#### [EXERCISE]
In the records below, find the line containing "What's the underlying"; copy exactly that line and all lines after it to the end, and nothing else.

[Figure dataset records]
+++
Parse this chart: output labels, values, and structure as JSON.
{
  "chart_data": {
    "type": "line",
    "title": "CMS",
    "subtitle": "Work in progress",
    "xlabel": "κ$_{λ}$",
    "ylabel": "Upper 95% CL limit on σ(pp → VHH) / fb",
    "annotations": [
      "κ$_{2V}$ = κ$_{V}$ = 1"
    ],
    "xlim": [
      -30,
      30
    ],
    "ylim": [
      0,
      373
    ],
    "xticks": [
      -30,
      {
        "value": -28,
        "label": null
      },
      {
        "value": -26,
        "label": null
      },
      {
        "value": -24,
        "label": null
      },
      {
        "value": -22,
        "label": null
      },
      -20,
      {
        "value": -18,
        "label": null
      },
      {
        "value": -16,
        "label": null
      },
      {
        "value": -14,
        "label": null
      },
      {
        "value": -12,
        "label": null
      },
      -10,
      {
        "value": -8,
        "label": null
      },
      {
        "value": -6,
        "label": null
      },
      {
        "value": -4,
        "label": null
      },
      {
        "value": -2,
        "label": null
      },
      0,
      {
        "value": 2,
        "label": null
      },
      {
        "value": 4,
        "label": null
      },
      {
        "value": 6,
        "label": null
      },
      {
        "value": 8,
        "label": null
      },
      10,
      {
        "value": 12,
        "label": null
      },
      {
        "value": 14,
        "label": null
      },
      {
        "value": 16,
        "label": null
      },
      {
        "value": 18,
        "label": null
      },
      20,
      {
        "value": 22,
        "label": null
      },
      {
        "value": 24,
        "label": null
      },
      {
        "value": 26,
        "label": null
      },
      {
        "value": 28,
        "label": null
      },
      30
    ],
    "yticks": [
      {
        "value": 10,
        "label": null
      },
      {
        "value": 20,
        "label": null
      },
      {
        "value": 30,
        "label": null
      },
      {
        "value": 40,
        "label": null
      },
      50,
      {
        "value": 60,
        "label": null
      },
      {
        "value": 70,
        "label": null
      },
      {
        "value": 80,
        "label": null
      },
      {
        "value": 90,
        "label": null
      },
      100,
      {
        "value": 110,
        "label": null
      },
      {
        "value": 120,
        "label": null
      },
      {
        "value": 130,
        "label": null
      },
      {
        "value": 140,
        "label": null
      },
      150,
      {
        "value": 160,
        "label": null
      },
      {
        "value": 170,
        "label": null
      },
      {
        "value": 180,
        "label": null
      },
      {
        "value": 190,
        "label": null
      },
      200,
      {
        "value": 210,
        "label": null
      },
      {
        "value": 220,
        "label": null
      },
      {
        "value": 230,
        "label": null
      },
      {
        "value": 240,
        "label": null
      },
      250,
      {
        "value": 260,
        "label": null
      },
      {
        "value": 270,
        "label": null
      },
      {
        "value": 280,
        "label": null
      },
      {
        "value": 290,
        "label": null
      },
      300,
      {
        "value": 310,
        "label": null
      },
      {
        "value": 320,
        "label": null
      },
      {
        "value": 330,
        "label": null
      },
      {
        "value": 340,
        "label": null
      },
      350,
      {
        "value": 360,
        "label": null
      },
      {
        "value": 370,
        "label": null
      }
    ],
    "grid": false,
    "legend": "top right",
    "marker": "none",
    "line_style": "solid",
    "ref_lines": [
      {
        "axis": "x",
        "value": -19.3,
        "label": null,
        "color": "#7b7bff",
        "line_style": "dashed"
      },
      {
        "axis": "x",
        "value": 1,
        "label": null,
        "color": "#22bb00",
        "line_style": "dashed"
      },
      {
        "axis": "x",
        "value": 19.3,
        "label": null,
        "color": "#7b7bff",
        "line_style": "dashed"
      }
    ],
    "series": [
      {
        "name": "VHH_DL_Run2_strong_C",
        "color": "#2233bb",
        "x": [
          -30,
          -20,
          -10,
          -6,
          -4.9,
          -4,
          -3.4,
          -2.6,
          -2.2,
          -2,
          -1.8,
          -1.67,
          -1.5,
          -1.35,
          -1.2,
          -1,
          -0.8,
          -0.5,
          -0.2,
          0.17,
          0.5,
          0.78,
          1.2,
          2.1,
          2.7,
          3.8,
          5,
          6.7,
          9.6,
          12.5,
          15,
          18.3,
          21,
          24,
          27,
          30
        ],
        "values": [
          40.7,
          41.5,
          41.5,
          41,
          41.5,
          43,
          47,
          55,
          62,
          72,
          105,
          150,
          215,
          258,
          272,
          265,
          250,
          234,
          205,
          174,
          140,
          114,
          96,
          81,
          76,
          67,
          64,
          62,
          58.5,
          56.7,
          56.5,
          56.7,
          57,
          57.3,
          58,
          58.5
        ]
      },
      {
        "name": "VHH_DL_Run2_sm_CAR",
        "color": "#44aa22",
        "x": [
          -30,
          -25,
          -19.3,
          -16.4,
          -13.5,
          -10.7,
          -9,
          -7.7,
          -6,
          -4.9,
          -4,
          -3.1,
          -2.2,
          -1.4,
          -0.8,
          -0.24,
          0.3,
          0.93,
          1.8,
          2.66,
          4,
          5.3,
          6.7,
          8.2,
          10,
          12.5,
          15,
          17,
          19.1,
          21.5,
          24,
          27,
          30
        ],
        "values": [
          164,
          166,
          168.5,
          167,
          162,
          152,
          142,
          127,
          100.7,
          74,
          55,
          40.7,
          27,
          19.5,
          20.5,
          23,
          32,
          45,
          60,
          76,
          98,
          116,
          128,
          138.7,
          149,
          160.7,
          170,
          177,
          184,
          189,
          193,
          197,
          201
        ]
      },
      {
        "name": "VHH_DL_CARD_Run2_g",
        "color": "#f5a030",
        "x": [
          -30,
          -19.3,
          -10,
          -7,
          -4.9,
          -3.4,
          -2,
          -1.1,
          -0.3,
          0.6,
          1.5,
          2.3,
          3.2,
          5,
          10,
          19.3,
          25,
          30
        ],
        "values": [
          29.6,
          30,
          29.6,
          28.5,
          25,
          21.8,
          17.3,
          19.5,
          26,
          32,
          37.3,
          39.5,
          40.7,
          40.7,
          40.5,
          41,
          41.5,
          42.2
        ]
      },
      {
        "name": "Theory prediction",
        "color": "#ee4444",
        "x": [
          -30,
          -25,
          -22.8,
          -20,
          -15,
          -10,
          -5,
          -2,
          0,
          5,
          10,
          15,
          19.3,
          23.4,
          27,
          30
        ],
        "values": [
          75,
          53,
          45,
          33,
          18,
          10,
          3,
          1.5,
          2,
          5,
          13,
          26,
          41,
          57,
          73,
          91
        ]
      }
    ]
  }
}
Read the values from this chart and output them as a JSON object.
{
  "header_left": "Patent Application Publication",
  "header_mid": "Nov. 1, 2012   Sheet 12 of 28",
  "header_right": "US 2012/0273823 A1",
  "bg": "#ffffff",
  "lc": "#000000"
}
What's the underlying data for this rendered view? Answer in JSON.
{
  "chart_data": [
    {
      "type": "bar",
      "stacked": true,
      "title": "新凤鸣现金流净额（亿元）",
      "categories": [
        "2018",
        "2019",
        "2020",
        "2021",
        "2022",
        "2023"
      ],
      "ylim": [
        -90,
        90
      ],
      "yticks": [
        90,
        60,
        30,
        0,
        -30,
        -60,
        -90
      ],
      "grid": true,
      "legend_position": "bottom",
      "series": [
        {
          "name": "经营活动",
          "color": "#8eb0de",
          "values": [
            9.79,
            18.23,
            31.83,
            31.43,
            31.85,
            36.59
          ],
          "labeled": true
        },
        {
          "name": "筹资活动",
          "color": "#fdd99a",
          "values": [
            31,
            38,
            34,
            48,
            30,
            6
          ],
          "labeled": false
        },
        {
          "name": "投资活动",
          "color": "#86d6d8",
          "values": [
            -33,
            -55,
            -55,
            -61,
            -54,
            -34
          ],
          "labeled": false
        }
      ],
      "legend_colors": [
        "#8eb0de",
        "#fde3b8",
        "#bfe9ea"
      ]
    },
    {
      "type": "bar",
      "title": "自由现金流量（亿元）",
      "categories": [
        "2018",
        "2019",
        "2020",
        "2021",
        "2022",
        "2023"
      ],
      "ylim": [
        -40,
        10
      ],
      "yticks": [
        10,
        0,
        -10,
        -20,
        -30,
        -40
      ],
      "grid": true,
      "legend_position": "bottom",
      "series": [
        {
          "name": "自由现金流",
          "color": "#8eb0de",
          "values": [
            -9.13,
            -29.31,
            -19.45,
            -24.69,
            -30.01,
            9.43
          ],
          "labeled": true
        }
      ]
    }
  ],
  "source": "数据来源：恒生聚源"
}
+++
#### [EXERCISE ANSWER]
What's the underlying data for this rendered view? Answer in JSON.
{
  "chart_data": [
    {
      "type": "bar",
      "stacked": true,
      "title": "新凤鸣现金流净额（亿元）",
      "categories": [
        "2018",
        "2019",
        "2020",
        "2021",
        "2022",
        "2023"
      ],
      "ylim": [
        -90,
        90
      ],
      "yticks": [
        90,
        60,
        30,
        0,
        -30,
        -60,
        -90
      ],
      "grid": true,
      "legend_position": "bottom",
      "series": [
        {
          "name": "经营活动",
          "color": "#8eb0de",
          "values": [
            9.79,
            18.23,
            31.83,
            31.43,
            31.85,
            36.59
          ],
          "labeled": true
        },
        {
          "name": "筹资活动",
          "color": "#fdd99a",
          "values": [
            31,
            38,
            34,
            48,
            30,
            6
          ],
          "labeled": false
        },
        {
          "name": "投资活动",
          "color": "#86d6d8",
          "values": [
            -33,
            -55,
            -55,
            -61,
            -54,
            -34
          ],
          "labeled": false
        }
      ],
      "legend_colors": [
        "#8eb0de",
        "#fde3b8",
        "#bfe9ea"
      ]
    },
    {
      "type": "bar",
      "title": "自由现金流量（亿元）",
      "categories": [
        "2018",
        "2019",
        "2020",
        "2021",
        "2022",
        "2023"
      ],
      "ylim": [
        -40,
        10
      ],
      "yticks": [
        10,
        0,
        -10,
        -20,
        -30,
        -40
      ],
      "grid": true,
      "legend_position": "bottom",
      "series": [
        {
          "name": "自由现金流",
          "color": "#8eb0de",
          "values": [
            -9.13,
            -29.31,
            -19.45,
            -24.69,
            -30.01,
            9.43
          ],
          "labeled": true
        }
      ]
    }
  ],
  "source": "数据来源：恒生聚源"
}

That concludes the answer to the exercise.